GIVEN TASK: Each line of the listing that contains the word "this" is to be copied.

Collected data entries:
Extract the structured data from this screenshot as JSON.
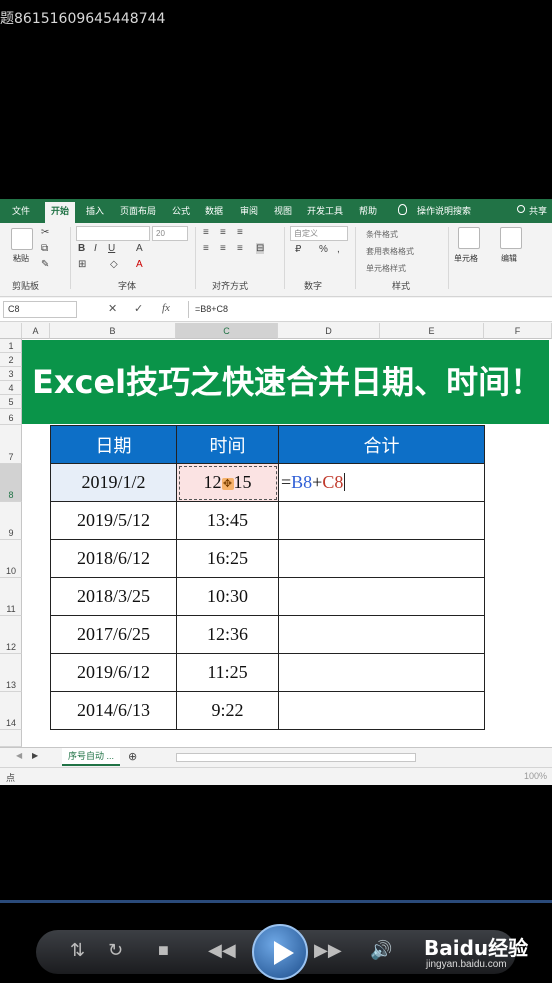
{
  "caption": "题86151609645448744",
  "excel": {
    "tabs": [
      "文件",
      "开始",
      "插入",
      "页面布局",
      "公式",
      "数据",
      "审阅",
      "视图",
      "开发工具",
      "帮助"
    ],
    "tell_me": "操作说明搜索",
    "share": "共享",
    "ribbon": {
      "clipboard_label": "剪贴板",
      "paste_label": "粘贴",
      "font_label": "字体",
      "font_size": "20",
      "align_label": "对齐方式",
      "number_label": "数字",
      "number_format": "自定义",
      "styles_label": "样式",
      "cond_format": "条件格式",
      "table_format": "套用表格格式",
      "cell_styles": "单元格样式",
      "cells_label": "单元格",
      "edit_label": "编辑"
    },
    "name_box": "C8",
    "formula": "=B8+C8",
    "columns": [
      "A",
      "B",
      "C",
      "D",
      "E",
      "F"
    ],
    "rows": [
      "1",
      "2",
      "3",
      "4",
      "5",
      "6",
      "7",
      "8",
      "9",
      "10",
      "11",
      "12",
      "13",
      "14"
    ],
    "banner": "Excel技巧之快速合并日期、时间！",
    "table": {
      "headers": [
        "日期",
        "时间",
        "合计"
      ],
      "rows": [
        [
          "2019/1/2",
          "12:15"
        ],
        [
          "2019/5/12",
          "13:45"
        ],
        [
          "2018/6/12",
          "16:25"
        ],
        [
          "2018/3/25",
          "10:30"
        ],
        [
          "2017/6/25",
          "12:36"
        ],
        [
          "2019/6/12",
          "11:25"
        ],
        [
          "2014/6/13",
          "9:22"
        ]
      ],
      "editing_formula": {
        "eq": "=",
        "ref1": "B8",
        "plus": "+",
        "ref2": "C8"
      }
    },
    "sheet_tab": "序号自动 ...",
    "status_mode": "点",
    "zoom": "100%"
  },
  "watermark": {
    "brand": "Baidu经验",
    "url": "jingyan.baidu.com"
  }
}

---

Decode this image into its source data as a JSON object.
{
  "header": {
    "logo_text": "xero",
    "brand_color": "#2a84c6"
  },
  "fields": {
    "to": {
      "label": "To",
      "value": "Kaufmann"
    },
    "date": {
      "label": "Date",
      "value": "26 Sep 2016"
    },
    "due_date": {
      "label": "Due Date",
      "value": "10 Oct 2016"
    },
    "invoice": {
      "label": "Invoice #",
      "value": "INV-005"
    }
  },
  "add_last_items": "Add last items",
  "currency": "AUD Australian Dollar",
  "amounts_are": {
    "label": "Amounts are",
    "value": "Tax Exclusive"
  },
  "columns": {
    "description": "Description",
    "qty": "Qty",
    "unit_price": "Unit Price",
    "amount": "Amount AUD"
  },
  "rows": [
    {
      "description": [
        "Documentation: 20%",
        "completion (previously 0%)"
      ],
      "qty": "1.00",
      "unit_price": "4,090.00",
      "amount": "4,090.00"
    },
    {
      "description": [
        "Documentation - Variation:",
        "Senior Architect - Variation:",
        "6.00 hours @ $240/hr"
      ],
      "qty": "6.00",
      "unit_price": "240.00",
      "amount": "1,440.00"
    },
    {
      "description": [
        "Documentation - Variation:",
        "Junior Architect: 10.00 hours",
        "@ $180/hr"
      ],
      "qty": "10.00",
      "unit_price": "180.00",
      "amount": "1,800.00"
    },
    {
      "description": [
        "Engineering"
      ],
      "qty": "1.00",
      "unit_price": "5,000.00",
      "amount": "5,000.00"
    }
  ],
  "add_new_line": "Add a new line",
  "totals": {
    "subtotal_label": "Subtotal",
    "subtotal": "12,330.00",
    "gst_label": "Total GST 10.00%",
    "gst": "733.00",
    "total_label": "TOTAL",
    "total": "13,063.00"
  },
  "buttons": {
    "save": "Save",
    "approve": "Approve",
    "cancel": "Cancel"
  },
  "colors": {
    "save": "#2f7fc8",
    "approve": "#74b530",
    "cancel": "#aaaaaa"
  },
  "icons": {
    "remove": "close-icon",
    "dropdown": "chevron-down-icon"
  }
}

CORRECT RESULT:
Extract the structured data from this screenshot as JSON.
Decode this image into its source data as a JSON object.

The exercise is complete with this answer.